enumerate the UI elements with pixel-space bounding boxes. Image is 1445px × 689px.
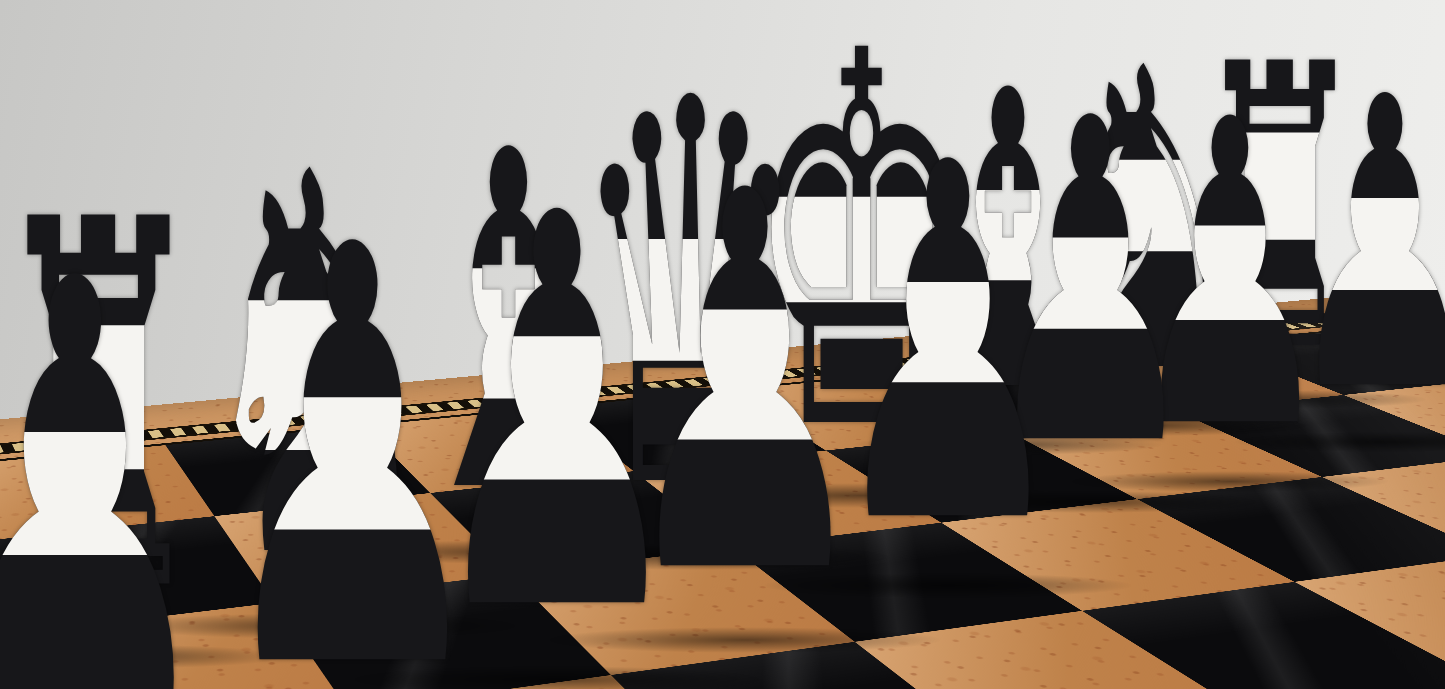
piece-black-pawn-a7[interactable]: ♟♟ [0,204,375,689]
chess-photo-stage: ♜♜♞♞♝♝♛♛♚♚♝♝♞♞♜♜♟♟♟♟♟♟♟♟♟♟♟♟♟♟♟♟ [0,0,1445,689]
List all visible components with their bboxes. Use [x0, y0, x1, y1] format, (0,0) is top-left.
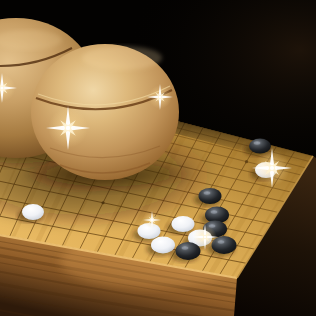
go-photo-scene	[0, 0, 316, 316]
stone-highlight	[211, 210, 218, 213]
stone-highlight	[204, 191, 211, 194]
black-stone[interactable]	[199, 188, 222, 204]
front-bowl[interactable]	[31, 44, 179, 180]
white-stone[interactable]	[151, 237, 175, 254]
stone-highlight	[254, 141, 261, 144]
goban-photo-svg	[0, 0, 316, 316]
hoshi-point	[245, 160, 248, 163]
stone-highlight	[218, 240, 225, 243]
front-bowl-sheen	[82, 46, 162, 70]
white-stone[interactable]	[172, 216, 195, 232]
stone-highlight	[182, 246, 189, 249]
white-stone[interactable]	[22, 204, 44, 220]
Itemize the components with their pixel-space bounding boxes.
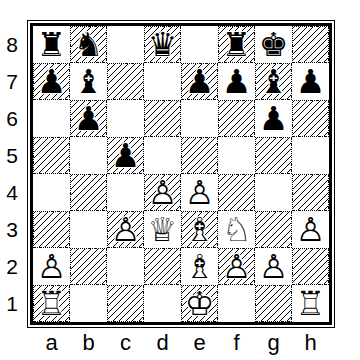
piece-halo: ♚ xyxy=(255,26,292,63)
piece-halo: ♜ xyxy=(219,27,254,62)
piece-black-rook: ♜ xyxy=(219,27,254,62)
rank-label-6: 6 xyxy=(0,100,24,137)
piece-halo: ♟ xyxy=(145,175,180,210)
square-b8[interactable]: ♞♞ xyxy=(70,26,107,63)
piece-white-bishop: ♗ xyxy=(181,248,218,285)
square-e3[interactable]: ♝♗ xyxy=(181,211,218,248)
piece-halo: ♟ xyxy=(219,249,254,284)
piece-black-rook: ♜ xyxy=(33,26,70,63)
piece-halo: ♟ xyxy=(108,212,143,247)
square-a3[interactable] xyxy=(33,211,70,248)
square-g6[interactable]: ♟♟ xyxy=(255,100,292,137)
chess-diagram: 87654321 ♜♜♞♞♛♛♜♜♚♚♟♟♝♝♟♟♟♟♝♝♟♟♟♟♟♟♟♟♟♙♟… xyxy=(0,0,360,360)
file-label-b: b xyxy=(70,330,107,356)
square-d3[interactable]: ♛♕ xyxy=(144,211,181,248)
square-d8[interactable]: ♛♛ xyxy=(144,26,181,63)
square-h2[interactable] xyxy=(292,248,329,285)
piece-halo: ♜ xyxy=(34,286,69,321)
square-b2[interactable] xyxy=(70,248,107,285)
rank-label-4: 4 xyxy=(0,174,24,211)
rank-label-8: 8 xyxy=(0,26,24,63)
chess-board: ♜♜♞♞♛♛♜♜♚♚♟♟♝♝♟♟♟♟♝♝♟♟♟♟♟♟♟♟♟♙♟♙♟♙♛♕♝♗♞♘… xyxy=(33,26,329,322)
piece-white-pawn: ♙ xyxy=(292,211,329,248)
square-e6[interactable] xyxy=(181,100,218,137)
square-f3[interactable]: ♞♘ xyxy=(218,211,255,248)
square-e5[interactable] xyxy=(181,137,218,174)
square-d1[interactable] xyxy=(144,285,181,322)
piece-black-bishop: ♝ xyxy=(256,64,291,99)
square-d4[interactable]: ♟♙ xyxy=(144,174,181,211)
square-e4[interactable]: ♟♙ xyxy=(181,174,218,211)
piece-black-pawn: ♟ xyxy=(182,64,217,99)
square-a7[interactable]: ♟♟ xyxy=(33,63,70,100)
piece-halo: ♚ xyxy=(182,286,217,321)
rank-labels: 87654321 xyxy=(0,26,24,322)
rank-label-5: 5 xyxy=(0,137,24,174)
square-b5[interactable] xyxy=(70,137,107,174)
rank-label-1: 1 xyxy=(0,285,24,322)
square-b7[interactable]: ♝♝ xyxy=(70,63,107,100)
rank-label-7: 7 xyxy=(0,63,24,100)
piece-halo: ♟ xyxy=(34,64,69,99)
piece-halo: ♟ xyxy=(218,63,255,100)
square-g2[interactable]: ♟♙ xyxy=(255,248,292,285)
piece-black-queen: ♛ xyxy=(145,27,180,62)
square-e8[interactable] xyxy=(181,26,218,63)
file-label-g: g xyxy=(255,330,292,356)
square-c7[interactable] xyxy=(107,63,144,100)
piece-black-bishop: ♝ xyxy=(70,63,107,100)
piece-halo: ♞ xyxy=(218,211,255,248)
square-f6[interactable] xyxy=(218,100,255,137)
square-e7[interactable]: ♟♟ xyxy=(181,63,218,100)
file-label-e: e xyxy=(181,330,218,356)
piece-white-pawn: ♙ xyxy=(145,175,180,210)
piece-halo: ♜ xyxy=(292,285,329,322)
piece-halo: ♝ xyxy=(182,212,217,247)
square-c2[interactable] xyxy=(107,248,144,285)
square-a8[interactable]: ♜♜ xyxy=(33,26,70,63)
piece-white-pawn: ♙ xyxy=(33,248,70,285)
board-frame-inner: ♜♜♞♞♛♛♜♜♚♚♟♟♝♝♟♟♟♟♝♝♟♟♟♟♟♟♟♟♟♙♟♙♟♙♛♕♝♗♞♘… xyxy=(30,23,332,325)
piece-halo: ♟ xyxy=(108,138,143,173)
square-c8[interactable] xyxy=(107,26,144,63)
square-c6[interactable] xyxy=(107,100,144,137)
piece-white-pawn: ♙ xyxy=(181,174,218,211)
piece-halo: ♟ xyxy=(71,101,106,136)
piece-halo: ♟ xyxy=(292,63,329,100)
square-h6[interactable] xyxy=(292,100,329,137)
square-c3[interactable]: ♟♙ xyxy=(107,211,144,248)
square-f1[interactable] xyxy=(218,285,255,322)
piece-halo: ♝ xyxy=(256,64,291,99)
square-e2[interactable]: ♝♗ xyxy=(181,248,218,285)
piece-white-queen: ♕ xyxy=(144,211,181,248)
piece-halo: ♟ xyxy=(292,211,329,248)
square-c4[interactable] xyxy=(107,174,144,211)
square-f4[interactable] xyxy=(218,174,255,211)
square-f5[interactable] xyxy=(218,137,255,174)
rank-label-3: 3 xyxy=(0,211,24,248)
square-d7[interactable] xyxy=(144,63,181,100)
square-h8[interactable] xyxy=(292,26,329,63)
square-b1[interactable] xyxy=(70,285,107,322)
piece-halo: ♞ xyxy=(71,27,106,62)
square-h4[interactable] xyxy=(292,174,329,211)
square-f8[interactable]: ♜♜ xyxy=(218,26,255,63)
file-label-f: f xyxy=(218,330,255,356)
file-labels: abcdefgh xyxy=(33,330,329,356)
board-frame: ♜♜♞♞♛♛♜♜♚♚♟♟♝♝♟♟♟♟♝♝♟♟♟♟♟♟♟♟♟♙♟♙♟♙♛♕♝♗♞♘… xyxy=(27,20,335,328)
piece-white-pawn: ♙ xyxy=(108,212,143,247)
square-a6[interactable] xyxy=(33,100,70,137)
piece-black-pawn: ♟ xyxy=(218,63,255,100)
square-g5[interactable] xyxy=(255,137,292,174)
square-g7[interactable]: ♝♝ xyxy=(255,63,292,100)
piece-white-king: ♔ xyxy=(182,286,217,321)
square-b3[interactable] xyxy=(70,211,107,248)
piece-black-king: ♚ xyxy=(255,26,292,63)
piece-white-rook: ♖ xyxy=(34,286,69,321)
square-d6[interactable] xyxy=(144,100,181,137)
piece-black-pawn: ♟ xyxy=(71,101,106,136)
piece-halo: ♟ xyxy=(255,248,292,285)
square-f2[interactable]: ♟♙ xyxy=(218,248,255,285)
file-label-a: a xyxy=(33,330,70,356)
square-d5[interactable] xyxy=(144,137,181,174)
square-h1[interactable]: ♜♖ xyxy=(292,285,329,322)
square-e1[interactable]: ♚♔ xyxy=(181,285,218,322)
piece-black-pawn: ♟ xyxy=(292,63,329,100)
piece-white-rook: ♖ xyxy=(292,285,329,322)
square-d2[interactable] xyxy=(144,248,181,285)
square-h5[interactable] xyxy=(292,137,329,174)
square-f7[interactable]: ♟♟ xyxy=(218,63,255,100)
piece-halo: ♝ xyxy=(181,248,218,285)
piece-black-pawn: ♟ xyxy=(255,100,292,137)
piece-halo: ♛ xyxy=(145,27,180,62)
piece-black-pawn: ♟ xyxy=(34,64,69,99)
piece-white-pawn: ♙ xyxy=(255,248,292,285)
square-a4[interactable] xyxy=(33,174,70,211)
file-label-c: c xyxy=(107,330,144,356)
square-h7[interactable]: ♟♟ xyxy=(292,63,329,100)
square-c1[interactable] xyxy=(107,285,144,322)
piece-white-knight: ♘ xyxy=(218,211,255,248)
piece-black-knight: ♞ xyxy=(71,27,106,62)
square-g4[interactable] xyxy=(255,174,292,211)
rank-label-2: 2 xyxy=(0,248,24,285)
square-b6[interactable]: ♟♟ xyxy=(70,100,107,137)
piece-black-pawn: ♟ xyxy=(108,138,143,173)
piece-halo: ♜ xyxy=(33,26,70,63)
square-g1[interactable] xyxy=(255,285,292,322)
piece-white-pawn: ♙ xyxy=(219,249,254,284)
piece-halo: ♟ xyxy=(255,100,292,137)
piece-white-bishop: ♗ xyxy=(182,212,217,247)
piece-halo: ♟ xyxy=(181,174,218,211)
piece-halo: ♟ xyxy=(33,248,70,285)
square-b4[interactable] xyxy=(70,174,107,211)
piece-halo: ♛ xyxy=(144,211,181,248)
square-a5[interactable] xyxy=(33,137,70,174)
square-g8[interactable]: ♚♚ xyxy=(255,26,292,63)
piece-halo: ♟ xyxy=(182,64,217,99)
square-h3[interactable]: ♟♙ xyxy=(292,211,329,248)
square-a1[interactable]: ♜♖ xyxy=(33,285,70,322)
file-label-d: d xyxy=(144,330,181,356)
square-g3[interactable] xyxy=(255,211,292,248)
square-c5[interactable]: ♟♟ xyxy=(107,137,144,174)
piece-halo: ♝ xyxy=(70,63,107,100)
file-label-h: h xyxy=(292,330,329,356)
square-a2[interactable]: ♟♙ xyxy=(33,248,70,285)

────────

### Brief
Rewrite the items from the line with "piece-black-pawn-a7[interactable]: ♟♟ [0,204,375,689]" to the line with "List all visible", putting "bounding boxes" in place of "bboxes" and leaving everything else unchanged.

### Final answer
piece-black-pawn-a7[interactable]: ♟♟ [0,204,375,689]
chess-photo-stage: ♜♜♞♞♝♝♛♛♚♚♝♝♞♞♜♜♟♟♟♟♟♟♟♟♟♟♟♟♟♟♟♟ [0,0,1445,689]
List all visible components with their bounding boxes. Use [x0, y0, x1, y1] format, (0,0) is top-left.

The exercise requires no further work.